## Start

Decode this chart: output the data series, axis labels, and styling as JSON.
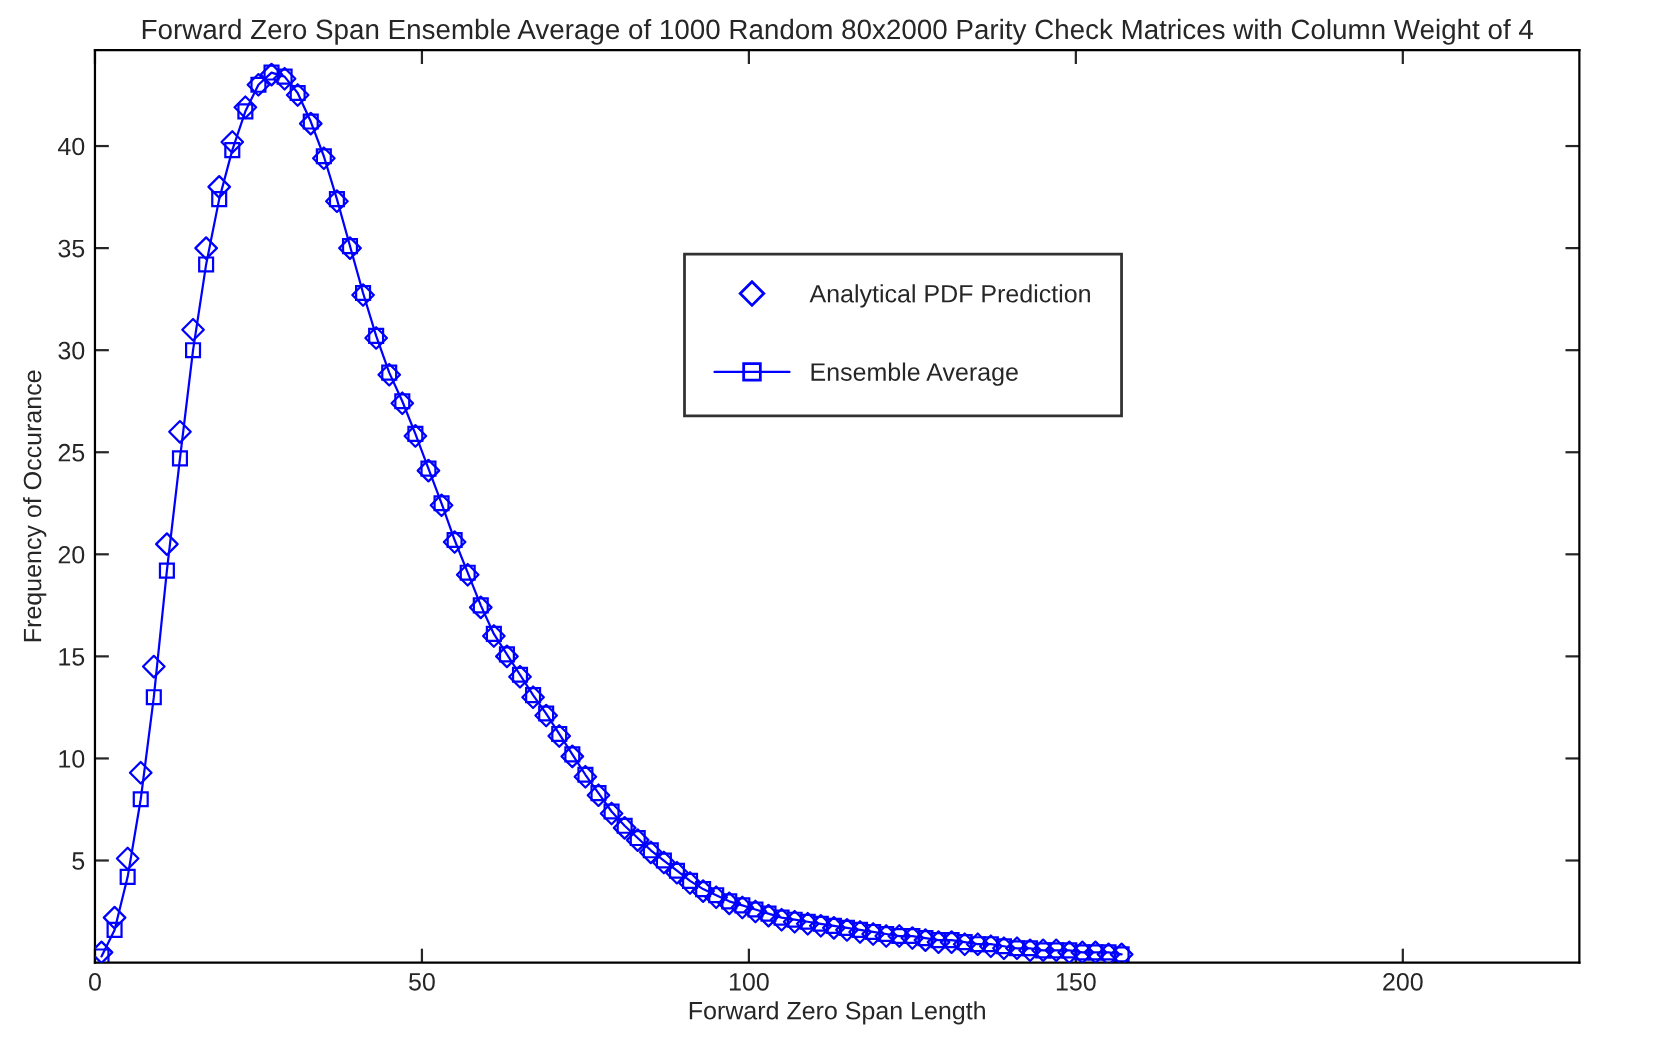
{
  "chart_data": {
    "type": "line",
    "title": "Forward Zero Span Ensemble Average of 1000 Random 80x2000 Parity Check Matrices with Column Weight of 4",
    "xlabel": "Forward Zero Span Length",
    "ylabel": "Frequency of Occurance",
    "x": [
      1,
      3,
      5,
      7,
      9,
      11,
      13,
      15,
      17,
      19,
      21,
      23,
      25,
      27,
      29,
      31,
      33,
      35,
      37,
      39,
      41,
      43,
      45,
      47,
      49,
      51,
      53,
      55,
      57,
      59,
      61,
      63,
      65,
      67,
      69,
      71,
      73,
      75,
      77,
      79,
      81,
      83,
      85,
      87,
      89,
      91,
      93,
      95,
      97,
      99,
      101,
      103,
      105,
      107,
      109,
      111,
      113,
      115,
      117,
      119,
      121,
      123,
      125,
      127,
      129,
      131,
      133,
      135,
      137,
      139,
      141,
      143,
      145,
      147,
      149,
      151,
      153,
      155,
      157
    ],
    "series": [
      {
        "name": "Analytical PDF Prediction",
        "type": "scatter",
        "marker": "diamond",
        "color": "#0000ff",
        "values": [
          0.5,
          2.2,
          5.1,
          9.3,
          14.5,
          20.5,
          26,
          31,
          35,
          38,
          40.2,
          41.9,
          43,
          43.5,
          43.3,
          42.5,
          41.1,
          39.4,
          37.3,
          35,
          32.7,
          30.6,
          28.8,
          27.4,
          25.8,
          24.1,
          22.4,
          20.6,
          19,
          17.4,
          16,
          15,
          14,
          13,
          12.1,
          11.1,
          10.1,
          9.1,
          8.2,
          7.3,
          6.6,
          6,
          5.4,
          4.9,
          4.4,
          3.9,
          3.5,
          3.2,
          2.9,
          2.7,
          2.5,
          2.3,
          2.1,
          2,
          1.9,
          1.8,
          1.7,
          1.6,
          1.5,
          1.4,
          1.3,
          1.3,
          1.2,
          1.1,
          1,
          1,
          0.9,
          0.9,
          0.8,
          0.7,
          0.7,
          0.6,
          0.6,
          0.6,
          0.5,
          0.5,
          0.5,
          0.4,
          0.4
        ]
      },
      {
        "name": "Ensemble Average",
        "marker": "square",
        "line_style": "solid",
        "color": "#0000ff",
        "values": [
          0.3,
          1.6,
          4.2,
          8,
          13,
          19.2,
          24.7,
          30,
          34.2,
          37.4,
          39.8,
          41.7,
          43,
          43.6,
          43.4,
          42.6,
          41.2,
          39.5,
          37.4,
          35.1,
          32.8,
          30.7,
          28.9,
          27.5,
          25.9,
          24.2,
          22.5,
          20.7,
          19.1,
          17.5,
          16.1,
          15.1,
          14.1,
          13.1,
          12.2,
          11.2,
          10.2,
          9.2,
          8.3,
          7.4,
          6.7,
          6.1,
          5.5,
          5,
          4.5,
          4,
          3.6,
          3.3,
          3,
          2.8,
          2.6,
          2.4,
          2.2,
          2.1,
          2,
          1.9,
          1.8,
          1.7,
          1.6,
          1.5,
          1.4,
          1.3,
          1.3,
          1.2,
          1.1,
          1.1,
          1,
          0.9,
          0.9,
          0.8,
          0.7,
          0.7,
          0.6,
          0.6,
          0.6,
          0.5,
          0.5,
          0.5,
          0.4
        ]
      }
    ],
    "xlim": [
      0,
      227
    ],
    "xticks": [
      0,
      50,
      100,
      150,
      200
    ],
    "ylim": [
      0,
      44.7
    ],
    "yticks": [
      5,
      10,
      15,
      20,
      25,
      30,
      35,
      40
    ],
    "legend": "top right"
  }
}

## End

Print out the lines exactly, skipping any picture.

SOLUTION FOR THIS PROBLEM »
Decode this chart: output the data series, axis labels, and styling as JSON.
{
  "chart_data": {
    "type": "line",
    "title": "Forward Zero Span Ensemble Average of 1000 Random 80x2000 Parity Check Matrices with Column Weight of 4",
    "xlabel": "Forward Zero Span Length",
    "ylabel": "Frequency of Occurance",
    "x": [
      1,
      3,
      5,
      7,
      9,
      11,
      13,
      15,
      17,
      19,
      21,
      23,
      25,
      27,
      29,
      31,
      33,
      35,
      37,
      39,
      41,
      43,
      45,
      47,
      49,
      51,
      53,
      55,
      57,
      59,
      61,
      63,
      65,
      67,
      69,
      71,
      73,
      75,
      77,
      79,
      81,
      83,
      85,
      87,
      89,
      91,
      93,
      95,
      97,
      99,
      101,
      103,
      105,
      107,
      109,
      111,
      113,
      115,
      117,
      119,
      121,
      123,
      125,
      127,
      129,
      131,
      133,
      135,
      137,
      139,
      141,
      143,
      145,
      147,
      149,
      151,
      153,
      155,
      157
    ],
    "series": [
      {
        "name": "Analytical PDF Prediction",
        "type": "scatter",
        "marker": "diamond",
        "color": "#0000ff",
        "values": [
          0.5,
          2.2,
          5.1,
          9.3,
          14.5,
          20.5,
          26,
          31,
          35,
          38,
          40.2,
          41.9,
          43,
          43.5,
          43.3,
          42.5,
          41.1,
          39.4,
          37.3,
          35,
          32.7,
          30.6,
          28.8,
          27.4,
          25.8,
          24.1,
          22.4,
          20.6,
          19,
          17.4,
          16,
          15,
          14,
          13,
          12.1,
          11.1,
          10.1,
          9.1,
          8.2,
          7.3,
          6.6,
          6,
          5.4,
          4.9,
          4.4,
          3.9,
          3.5,
          3.2,
          2.9,
          2.7,
          2.5,
          2.3,
          2.1,
          2,
          1.9,
          1.8,
          1.7,
          1.6,
          1.5,
          1.4,
          1.3,
          1.3,
          1.2,
          1.1,
          1,
          1,
          0.9,
          0.9,
          0.8,
          0.7,
          0.7,
          0.6,
          0.6,
          0.6,
          0.5,
          0.5,
          0.5,
          0.4,
          0.4
        ]
      },
      {
        "name": "Ensemble Average",
        "marker": "square",
        "line_style": "solid",
        "color": "#0000ff",
        "values": [
          0.3,
          1.6,
          4.2,
          8,
          13,
          19.2,
          24.7,
          30,
          34.2,
          37.4,
          39.8,
          41.7,
          43,
          43.6,
          43.4,
          42.6,
          41.2,
          39.5,
          37.4,
          35.1,
          32.8,
          30.7,
          28.9,
          27.5,
          25.9,
          24.2,
          22.5,
          20.7,
          19.1,
          17.5,
          16.1,
          15.1,
          14.1,
          13.1,
          12.2,
          11.2,
          10.2,
          9.2,
          8.3,
          7.4,
          6.7,
          6.1,
          5.5,
          5,
          4.5,
          4,
          3.6,
          3.3,
          3,
          2.8,
          2.6,
          2.4,
          2.2,
          2.1,
          2,
          1.9,
          1.8,
          1.7,
          1.6,
          1.5,
          1.4,
          1.3,
          1.3,
          1.2,
          1.1,
          1.1,
          1,
          0.9,
          0.9,
          0.8,
          0.7,
          0.7,
          0.6,
          0.6,
          0.6,
          0.5,
          0.5,
          0.5,
          0.4
        ]
      }
    ],
    "xlim": [
      0,
      227
    ],
    "xticks": [
      0,
      50,
      100,
      150,
      200
    ],
    "ylim": [
      0,
      44.7
    ],
    "yticks": [
      5,
      10,
      15,
      20,
      25,
      30,
      35,
      40
    ],
    "legend": "top right"
  }
}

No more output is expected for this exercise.